*DATA IN THIS EXERCISE:*
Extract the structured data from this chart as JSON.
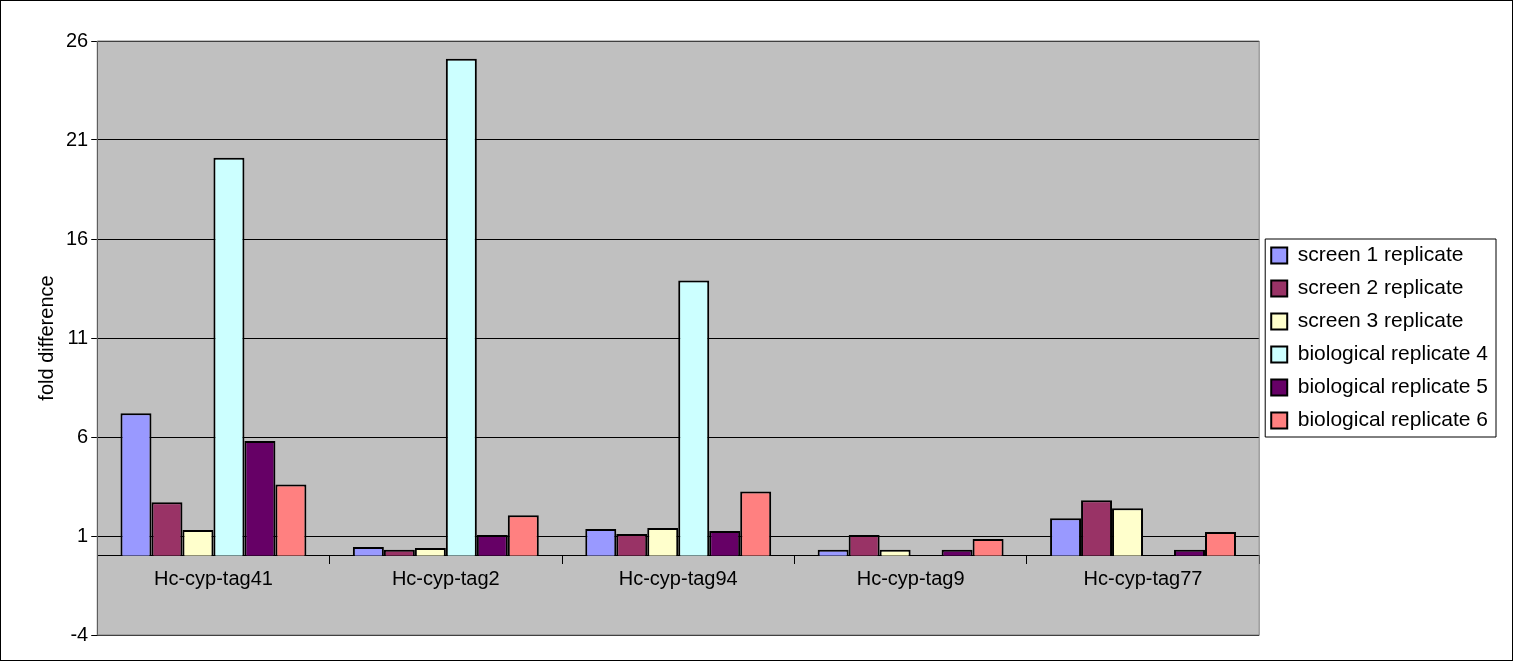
{
  "chart_data": {
    "type": "bar",
    "ylabel": "fold difference",
    "categories": [
      "Hc-cyp-tag41",
      "Hc-cyp-tag2",
      "Hc-cyp-tag94",
      "Hc-cyp-tag9",
      "Hc-cyp-tag77"
    ],
    "series": [
      {
        "name": "screen 1 replicate",
        "color": "#9999ff",
        "values": [
          7.2,
          0.45,
          1.35,
          0.3,
          1.9
        ]
      },
      {
        "name": "screen 2 replicate",
        "color": "#993366",
        "values": [
          2.7,
          0.3,
          1.1,
          1.05,
          2.8
        ]
      },
      {
        "name": "screen 3 replicate",
        "color": "#ffffcc",
        "values": [
          1.3,
          0.4,
          1.4,
          0.3,
          2.4
        ]
      },
      {
        "name": "biological replicate 4",
        "color": "#ccffff",
        "values": [
          20.1,
          25.1,
          13.9,
          null,
          null
        ]
      },
      {
        "name": "biological replicate 5",
        "color": "#660066",
        "values": [
          5.8,
          1.05,
          1.25,
          0.3,
          0.3
        ]
      },
      {
        "name": "biological replicate 6",
        "color": "#ff8080",
        "values": [
          3.6,
          2.05,
          3.25,
          0.85,
          1.2
        ]
      }
    ],
    "ylim": [
      -4,
      26
    ],
    "yticks": [
      -4,
      1,
      6,
      11,
      16,
      21,
      26
    ],
    "grid": "y",
    "legend": "right"
  }
}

*EXERCISE DIRECTIONS:*
Give an exact copy of the material, leaving out every picture.

*FINAL RESULT:*
Extract the structured data from this chart as JSON.
{
  "chart_data": {
    "type": "bar",
    "ylabel": "fold difference",
    "categories": [
      "Hc-cyp-tag41",
      "Hc-cyp-tag2",
      "Hc-cyp-tag94",
      "Hc-cyp-tag9",
      "Hc-cyp-tag77"
    ],
    "series": [
      {
        "name": "screen 1 replicate",
        "color": "#9999ff",
        "values": [
          7.2,
          0.45,
          1.35,
          0.3,
          1.9
        ]
      },
      {
        "name": "screen 2 replicate",
        "color": "#993366",
        "values": [
          2.7,
          0.3,
          1.1,
          1.05,
          2.8
        ]
      },
      {
        "name": "screen 3 replicate",
        "color": "#ffffcc",
        "values": [
          1.3,
          0.4,
          1.4,
          0.3,
          2.4
        ]
      },
      {
        "name": "biological replicate 4",
        "color": "#ccffff",
        "values": [
          20.1,
          25.1,
          13.9,
          null,
          null
        ]
      },
      {
        "name": "biological replicate 5",
        "color": "#660066",
        "values": [
          5.8,
          1.05,
          1.25,
          0.3,
          0.3
        ]
      },
      {
        "name": "biological replicate 6",
        "color": "#ff8080",
        "values": [
          3.6,
          2.05,
          3.25,
          0.85,
          1.2
        ]
      }
    ],
    "ylim": [
      -4,
      26
    ],
    "yticks": [
      -4,
      1,
      6,
      11,
      16,
      21,
      26
    ],
    "grid": "y",
    "legend": "right"
  }
}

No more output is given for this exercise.